## TASK TO CARRY OUT
Resume the text on classifying Parkinson's gait from plantar pressure data, picking up right after its last sentence.

Moreover, further research could explore the integration of multimodal sensor input beyond plantar pressure sensors, potentially enhancing classification accuracy and robustness.
The present study primarily focuses on demonstrating the technical feasibility that plantar-pressure data alone can support reliable classification of Parkinson’s gait patterns; however, it is not intended to replace or replicate comprehensive neurologist evaluation. In practice, a wearable implementation would primarily operate as an early-screening or continuous-monitoring aid. When the algorithm detects a sustained pattern suggestive of Parkinson’s disease, the device would notify both the user and a healthcare professional, prompting a formal clinical examination (e.g., UPDRS scoring) rather than delivering a stand-alone diagnosis. Such integration could accelerate referral for specialist assessment and facilitate objective, longitudinal tracking of gait changes between clinic visits, thereby complementing neurologist judgement rather than competing with it.
It is also crucial to acknowledge the practical consequences of misclassifications. While our best model achieves solid subject-level performance (accuracy ≈ 0.88, precision ≈ 0.94, recall ≈ 0.88; see
Table 4), any misclassification could have significant implications. False negatives are of particular concern because an undetected patient may miss out on timely intervention, which could lead to worsening disease progression. False positives, while medically less dangerous, can still impose psychological stress and lead to unnecessary follow-up testing. Therefore, this classifier is intended strictly as a screening aid and must always be followed by a comprehensive clinical evaluation. In any real-world deployment, results would be reviewed by a qualified clinician before any diagnosis is communicated, ensuring a human-in-the-loop safeguard and adherence to ethical guidelines for diagnostic support systems. Prospective validation under appropriate ethical approval will be an essential next step.

Stored data entries:
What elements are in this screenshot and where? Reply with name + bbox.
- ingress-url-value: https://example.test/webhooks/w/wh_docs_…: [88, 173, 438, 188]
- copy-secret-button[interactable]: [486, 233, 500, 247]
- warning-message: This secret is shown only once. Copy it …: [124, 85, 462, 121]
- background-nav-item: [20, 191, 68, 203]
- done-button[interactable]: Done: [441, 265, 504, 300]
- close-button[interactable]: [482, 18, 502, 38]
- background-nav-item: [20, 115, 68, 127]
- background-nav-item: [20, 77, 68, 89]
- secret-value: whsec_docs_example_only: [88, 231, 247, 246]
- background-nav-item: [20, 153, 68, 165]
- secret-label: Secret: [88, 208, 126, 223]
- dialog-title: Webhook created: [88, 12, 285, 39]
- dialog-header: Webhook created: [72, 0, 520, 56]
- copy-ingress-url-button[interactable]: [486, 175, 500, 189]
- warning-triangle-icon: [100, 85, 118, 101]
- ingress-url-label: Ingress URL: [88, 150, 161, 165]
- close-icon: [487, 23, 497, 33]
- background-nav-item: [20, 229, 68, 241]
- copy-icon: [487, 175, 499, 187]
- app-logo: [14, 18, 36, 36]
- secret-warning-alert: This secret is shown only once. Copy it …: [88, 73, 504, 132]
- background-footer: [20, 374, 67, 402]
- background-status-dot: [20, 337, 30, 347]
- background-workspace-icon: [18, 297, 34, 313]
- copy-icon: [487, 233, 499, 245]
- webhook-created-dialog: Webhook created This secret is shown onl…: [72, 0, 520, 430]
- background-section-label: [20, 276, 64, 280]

## EXERCISE RESPONSE
Finally, although we conducted detailed simulations confirming the feasibility of deployment on embedded hardware, we did not perform a full hardware implementation on an actual wearable device. Such an implementation and validation in real-world conditions represents an essential next step. It would allow us to observe the behavior of the models when integrated and executed over extended periods on embedded platforms designed for wearable applications. This would help confirm whether the performance metrics observed in this study remain stable in practice and would also enable the measurement of actual power consumption and device autonomy, which are critical parameters for real-world usability. A full treatment of other real-world engineering aspects, such as comprehensive power consumption analysis, sensor drift mitigation, on-device inference latency optimization, and robust handling of motion artifacts, lies beyond the scope of this initial study, but will be thoroughly addressed during the forthcoming hardware-integration and real-world validation phases.